Supplied data:
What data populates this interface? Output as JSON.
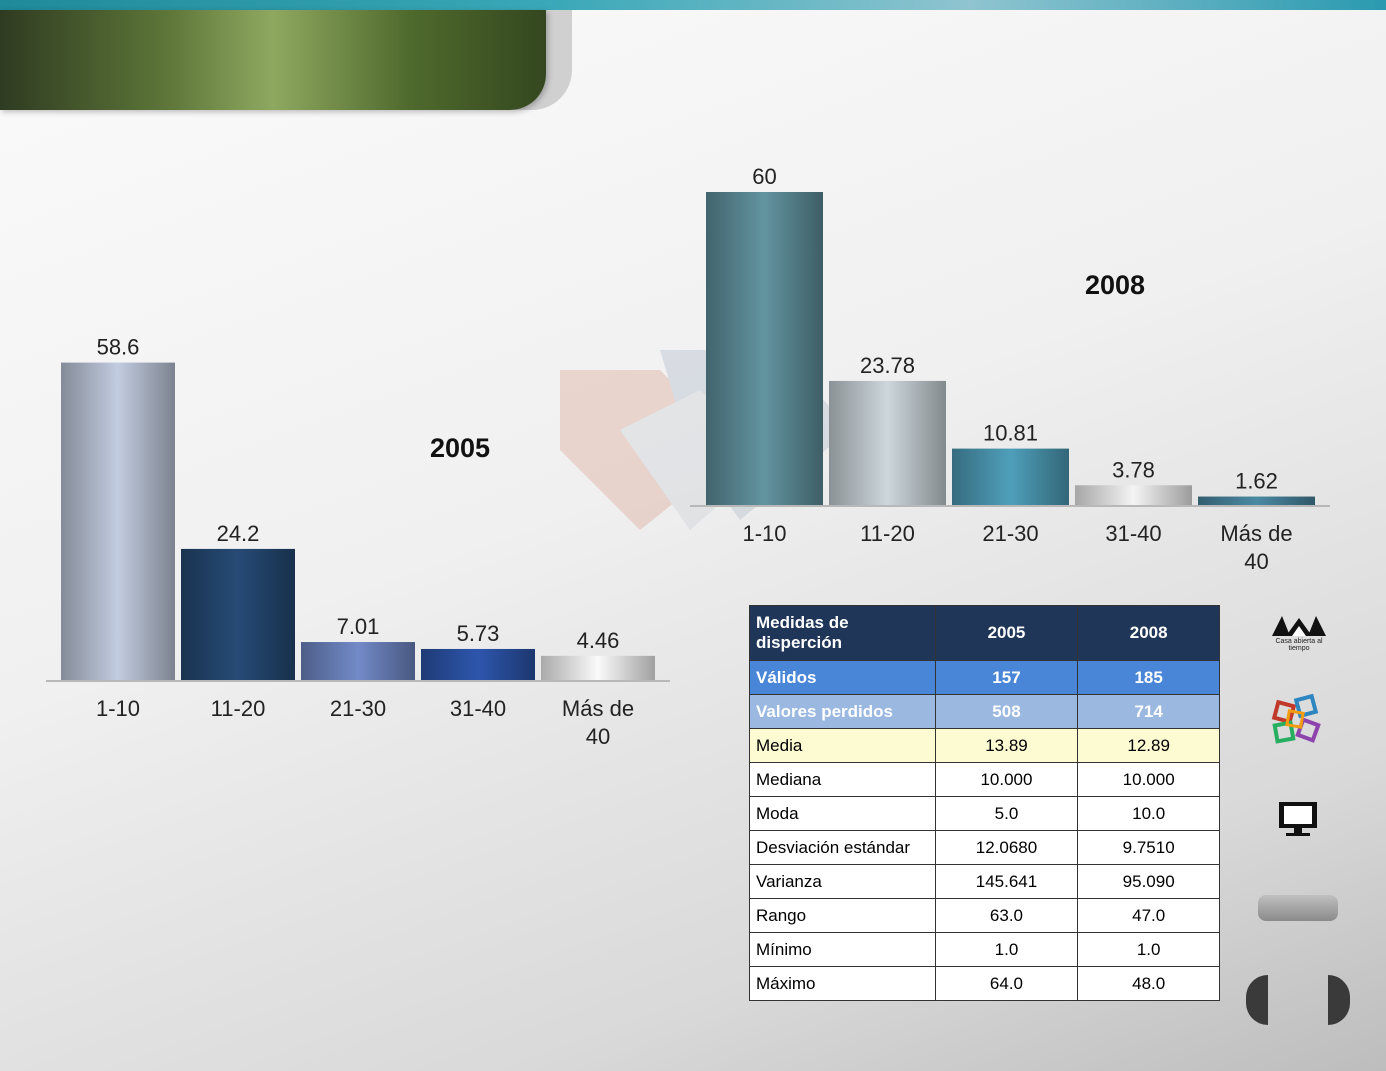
{
  "chart_data": [
    {
      "type": "bar",
      "title": "2005",
      "categories": [
        "1-10",
        "11-20",
        "21-30",
        "31-40",
        "Más de 40"
      ],
      "values": [
        58.6,
        24.2,
        7.01,
        5.73,
        4.46
      ],
      "value_labels": [
        "58.6",
        "24.2",
        "7.01",
        "5.73",
        "4.46"
      ],
      "colors": [
        "#9ba3b3",
        "#1e3c5e",
        "#5b6ea0",
        "#24458a",
        "#c8c8c8"
      ],
      "ylim": [
        0,
        60
      ],
      "grid": false,
      "legend": "none"
    },
    {
      "type": "bar",
      "title": "2008",
      "categories": [
        "1-10",
        "11-20",
        "21-30",
        "31-40",
        "Más de 40"
      ],
      "values": [
        60,
        23.78,
        10.81,
        3.78,
        1.62
      ],
      "value_labels": [
        "60",
        "23.78",
        "10.81",
        "3.78",
        "1.62"
      ],
      "colors": [
        "#4e7680",
        "#a4acb0",
        "#3f7f95",
        "#c3c3c3",
        "#3c6e82"
      ],
      "ylim": [
        0,
        60
      ],
      "grid": false,
      "legend": "none"
    }
  ],
  "table": {
    "header": [
      "Medidas de disperción",
      "2005",
      "2008"
    ],
    "rows": [
      {
        "style": "valid",
        "cells": [
          "Válidos",
          "157",
          "185"
        ]
      },
      {
        "style": "lost",
        "cells": [
          "Valores perdidos",
          "508",
          "714"
        ]
      },
      {
        "style": "media",
        "cells": [
          "Media",
          "13.89",
          "12.89"
        ]
      },
      {
        "style": "",
        "cells": [
          "Mediana",
          "10.000",
          "10.000"
        ]
      },
      {
        "style": "",
        "cells": [
          "Moda",
          "5.0",
          "10.0"
        ]
      },
      {
        "style": "",
        "cells": [
          "Desviación estándar",
          "12.0680",
          "9.7510"
        ]
      },
      {
        "style": "",
        "cells": [
          "Varianza",
          "145.641",
          "95.090"
        ]
      },
      {
        "style": "",
        "cells": [
          "Rango",
          "63.0",
          "47.0"
        ]
      },
      {
        "style": "",
        "cells": [
          "Mínimo",
          "1.0",
          "1.0"
        ]
      },
      {
        "style": "",
        "cells": [
          "Máximo",
          "64.0",
          "48.0"
        ]
      }
    ]
  },
  "sidebar": {
    "logo_text": "Casa abierta al tiempo",
    "icons": [
      "uam-logo-icon",
      "cubes-icon",
      "monitor-icon"
    ]
  }
}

Exercise task: Keep the pictures out of the copy and write out the data exactly as it stands.

Written reply:
What data populates this interface? Output as JSON.
{
  "chart_data": [
    {
      "type": "bar",
      "title": "2005",
      "categories": [
        "1-10",
        "11-20",
        "21-30",
        "31-40",
        "Más de 40"
      ],
      "values": [
        58.6,
        24.2,
        7.01,
        5.73,
        4.46
      ],
      "value_labels": [
        "58.6",
        "24.2",
        "7.01",
        "5.73",
        "4.46"
      ],
      "colors": [
        "#9ba3b3",
        "#1e3c5e",
        "#5b6ea0",
        "#24458a",
        "#c8c8c8"
      ],
      "ylim": [
        0,
        60
      ],
      "grid": false,
      "legend": "none"
    },
    {
      "type": "bar",
      "title": "2008",
      "categories": [
        "1-10",
        "11-20",
        "21-30",
        "31-40",
        "Más de 40"
      ],
      "values": [
        60,
        23.78,
        10.81,
        3.78,
        1.62
      ],
      "value_labels": [
        "60",
        "23.78",
        "10.81",
        "3.78",
        "1.62"
      ],
      "colors": [
        "#4e7680",
        "#a4acb0",
        "#3f7f95",
        "#c3c3c3",
        "#3c6e82"
      ],
      "ylim": [
        0,
        60
      ],
      "grid": false,
      "legend": "none"
    }
  ],
  "table": {
    "header": [
      "Medidas de disperción",
      "2005",
      "2008"
    ],
    "rows": [
      {
        "style": "valid",
        "cells": [
          "Válidos",
          "157",
          "185"
        ]
      },
      {
        "style": "lost",
        "cells": [
          "Valores perdidos",
          "508",
          "714"
        ]
      },
      {
        "style": "media",
        "cells": [
          "Media",
          "13.89",
          "12.89"
        ]
      },
      {
        "style": "",
        "cells": [
          "Mediana",
          "10.000",
          "10.000"
        ]
      },
      {
        "style": "",
        "cells": [
          "Moda",
          "5.0",
          "10.0"
        ]
      },
      {
        "style": "",
        "cells": [
          "Desviación estándar",
          "12.0680",
          "9.7510"
        ]
      },
      {
        "style": "",
        "cells": [
          "Varianza",
          "145.641",
          "95.090"
        ]
      },
      {
        "style": "",
        "cells": [
          "Rango",
          "63.0",
          "47.0"
        ]
      },
      {
        "style": "",
        "cells": [
          "Mínimo",
          "1.0",
          "1.0"
        ]
      },
      {
        "style": "",
        "cells": [
          "Máximo",
          "64.0",
          "48.0"
        ]
      }
    ]
  },
  "sidebar": {
    "logo_text": "Casa abierta al tiempo",
    "icons": [
      "uam-logo-icon",
      "cubes-icon",
      "monitor-icon"
    ]
  }
}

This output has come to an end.